>> Start

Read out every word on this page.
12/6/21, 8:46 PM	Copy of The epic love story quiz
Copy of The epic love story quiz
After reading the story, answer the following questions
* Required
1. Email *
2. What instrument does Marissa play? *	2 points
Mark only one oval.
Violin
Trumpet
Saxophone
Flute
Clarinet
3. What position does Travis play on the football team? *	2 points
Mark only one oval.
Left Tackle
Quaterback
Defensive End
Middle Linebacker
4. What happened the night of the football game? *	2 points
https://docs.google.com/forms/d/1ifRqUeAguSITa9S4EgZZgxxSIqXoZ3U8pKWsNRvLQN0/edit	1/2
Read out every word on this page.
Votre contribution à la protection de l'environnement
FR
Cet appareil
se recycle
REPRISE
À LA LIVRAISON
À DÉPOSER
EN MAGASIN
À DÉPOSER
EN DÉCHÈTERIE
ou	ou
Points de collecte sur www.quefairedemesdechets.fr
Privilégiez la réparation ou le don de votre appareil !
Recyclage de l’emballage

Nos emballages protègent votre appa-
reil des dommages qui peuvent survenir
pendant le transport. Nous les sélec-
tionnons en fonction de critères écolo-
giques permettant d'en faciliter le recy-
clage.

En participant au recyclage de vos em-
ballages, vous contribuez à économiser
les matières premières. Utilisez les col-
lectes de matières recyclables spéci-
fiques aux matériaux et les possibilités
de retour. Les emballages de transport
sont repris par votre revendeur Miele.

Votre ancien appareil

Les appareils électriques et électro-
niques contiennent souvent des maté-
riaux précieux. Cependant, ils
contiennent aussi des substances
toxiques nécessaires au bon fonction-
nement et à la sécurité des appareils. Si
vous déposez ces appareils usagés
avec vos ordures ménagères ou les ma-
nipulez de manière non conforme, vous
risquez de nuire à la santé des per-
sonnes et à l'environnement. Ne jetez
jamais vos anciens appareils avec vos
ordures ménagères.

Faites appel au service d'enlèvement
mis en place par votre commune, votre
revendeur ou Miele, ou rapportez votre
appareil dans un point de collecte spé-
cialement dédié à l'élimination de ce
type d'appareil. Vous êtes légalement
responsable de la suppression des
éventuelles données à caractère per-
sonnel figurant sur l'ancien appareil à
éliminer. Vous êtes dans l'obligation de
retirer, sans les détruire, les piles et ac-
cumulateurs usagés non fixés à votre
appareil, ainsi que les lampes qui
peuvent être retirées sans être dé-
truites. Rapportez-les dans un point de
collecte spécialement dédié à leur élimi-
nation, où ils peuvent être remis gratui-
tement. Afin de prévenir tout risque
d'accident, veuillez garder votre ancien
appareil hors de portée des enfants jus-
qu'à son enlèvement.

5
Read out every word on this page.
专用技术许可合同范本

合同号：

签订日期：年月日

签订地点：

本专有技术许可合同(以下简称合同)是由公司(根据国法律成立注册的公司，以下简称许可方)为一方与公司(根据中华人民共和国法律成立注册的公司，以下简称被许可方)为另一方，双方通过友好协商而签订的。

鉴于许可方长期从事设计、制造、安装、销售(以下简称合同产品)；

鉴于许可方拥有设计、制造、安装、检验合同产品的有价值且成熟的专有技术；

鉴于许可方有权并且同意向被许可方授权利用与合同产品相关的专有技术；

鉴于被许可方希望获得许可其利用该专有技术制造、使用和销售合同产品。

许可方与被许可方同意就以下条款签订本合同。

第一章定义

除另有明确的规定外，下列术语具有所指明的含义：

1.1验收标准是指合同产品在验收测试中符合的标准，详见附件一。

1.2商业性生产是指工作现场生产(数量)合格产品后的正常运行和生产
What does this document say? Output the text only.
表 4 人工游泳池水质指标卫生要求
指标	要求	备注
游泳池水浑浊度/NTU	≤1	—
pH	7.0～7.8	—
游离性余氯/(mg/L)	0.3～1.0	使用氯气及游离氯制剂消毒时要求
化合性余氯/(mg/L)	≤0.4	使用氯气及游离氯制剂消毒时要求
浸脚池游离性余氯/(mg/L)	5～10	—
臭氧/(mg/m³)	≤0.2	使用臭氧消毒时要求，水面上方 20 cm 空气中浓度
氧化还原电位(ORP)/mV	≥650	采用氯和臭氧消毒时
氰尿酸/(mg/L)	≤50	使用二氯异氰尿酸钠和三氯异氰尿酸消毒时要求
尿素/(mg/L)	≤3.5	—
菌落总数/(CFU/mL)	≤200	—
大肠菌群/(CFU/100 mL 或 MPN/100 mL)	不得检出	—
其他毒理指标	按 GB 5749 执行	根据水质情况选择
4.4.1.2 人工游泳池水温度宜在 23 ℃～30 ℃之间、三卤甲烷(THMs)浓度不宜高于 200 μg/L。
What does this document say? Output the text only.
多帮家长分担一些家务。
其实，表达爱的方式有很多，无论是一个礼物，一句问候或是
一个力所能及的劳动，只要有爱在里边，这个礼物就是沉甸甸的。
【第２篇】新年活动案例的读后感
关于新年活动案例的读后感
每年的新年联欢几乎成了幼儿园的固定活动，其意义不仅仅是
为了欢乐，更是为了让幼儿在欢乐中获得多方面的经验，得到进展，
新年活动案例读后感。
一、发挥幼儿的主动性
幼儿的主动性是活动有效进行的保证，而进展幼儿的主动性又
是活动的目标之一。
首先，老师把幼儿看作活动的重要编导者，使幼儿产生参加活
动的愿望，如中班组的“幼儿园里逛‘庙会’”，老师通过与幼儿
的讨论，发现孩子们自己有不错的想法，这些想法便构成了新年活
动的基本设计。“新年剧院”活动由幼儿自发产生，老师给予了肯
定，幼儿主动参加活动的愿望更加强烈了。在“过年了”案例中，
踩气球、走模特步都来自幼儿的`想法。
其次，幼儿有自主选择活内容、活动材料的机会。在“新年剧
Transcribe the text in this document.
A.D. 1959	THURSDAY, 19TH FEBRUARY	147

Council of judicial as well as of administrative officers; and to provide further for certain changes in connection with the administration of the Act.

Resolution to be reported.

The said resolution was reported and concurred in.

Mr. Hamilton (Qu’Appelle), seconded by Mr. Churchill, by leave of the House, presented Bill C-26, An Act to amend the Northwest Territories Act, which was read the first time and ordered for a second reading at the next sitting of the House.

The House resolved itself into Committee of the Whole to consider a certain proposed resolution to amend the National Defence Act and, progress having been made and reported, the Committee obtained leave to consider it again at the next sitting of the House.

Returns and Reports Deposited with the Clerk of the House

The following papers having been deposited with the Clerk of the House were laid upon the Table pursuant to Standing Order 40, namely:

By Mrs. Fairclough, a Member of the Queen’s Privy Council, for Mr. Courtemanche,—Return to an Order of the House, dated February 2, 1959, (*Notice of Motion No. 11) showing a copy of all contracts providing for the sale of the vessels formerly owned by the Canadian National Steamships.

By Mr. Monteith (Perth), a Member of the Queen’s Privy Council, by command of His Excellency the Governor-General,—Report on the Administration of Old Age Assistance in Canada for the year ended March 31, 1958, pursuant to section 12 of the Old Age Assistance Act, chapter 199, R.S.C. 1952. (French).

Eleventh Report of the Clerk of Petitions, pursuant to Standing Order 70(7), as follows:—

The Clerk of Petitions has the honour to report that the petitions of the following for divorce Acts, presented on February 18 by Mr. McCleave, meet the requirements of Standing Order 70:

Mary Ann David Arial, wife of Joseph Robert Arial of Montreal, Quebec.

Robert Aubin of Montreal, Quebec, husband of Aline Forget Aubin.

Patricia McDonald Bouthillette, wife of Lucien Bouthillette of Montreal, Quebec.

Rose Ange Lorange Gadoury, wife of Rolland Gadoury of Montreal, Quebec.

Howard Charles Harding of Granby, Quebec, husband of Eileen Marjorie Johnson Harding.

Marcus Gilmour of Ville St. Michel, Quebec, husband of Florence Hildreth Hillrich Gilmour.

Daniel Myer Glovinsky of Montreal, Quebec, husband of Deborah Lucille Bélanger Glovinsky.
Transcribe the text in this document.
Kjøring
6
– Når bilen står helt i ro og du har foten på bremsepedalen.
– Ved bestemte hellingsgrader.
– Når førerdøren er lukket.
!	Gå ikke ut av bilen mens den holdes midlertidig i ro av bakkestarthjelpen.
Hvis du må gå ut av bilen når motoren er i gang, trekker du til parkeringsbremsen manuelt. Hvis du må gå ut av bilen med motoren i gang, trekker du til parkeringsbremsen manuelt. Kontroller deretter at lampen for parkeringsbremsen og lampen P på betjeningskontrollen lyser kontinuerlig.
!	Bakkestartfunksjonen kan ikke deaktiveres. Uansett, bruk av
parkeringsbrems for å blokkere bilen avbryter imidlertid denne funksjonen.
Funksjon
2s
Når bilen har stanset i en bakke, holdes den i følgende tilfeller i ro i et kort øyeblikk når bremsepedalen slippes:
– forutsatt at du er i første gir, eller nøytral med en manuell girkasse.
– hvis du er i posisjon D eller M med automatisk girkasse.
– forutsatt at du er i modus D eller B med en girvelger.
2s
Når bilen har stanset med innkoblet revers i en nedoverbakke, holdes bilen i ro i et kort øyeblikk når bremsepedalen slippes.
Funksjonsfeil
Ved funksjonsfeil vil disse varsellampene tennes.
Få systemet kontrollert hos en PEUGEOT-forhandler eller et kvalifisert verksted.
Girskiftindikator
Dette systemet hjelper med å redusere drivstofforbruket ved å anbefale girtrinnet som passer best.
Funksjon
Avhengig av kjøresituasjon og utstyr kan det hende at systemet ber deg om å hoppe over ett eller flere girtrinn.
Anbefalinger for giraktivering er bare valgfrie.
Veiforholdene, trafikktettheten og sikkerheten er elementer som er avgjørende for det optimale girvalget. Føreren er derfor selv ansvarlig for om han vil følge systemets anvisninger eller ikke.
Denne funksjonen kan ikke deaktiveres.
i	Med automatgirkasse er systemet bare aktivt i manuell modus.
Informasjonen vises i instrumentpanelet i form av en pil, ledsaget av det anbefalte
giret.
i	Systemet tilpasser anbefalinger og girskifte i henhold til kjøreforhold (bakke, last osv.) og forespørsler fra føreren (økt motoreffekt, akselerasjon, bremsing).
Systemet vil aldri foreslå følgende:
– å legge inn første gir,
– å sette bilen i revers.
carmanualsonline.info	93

>> End

Copy each line of the data above that holds "Petitions".

Response below ▸
Eleventh Report of the Clerk of Petitions, pursuant to Standing Order 70(7), as follows:—
The Clerk of Petitions has the honour to report that the petitions of the following for divorce Acts, presented on February 18 by Mr. McCleave, meet the requirements of Standing Order 70:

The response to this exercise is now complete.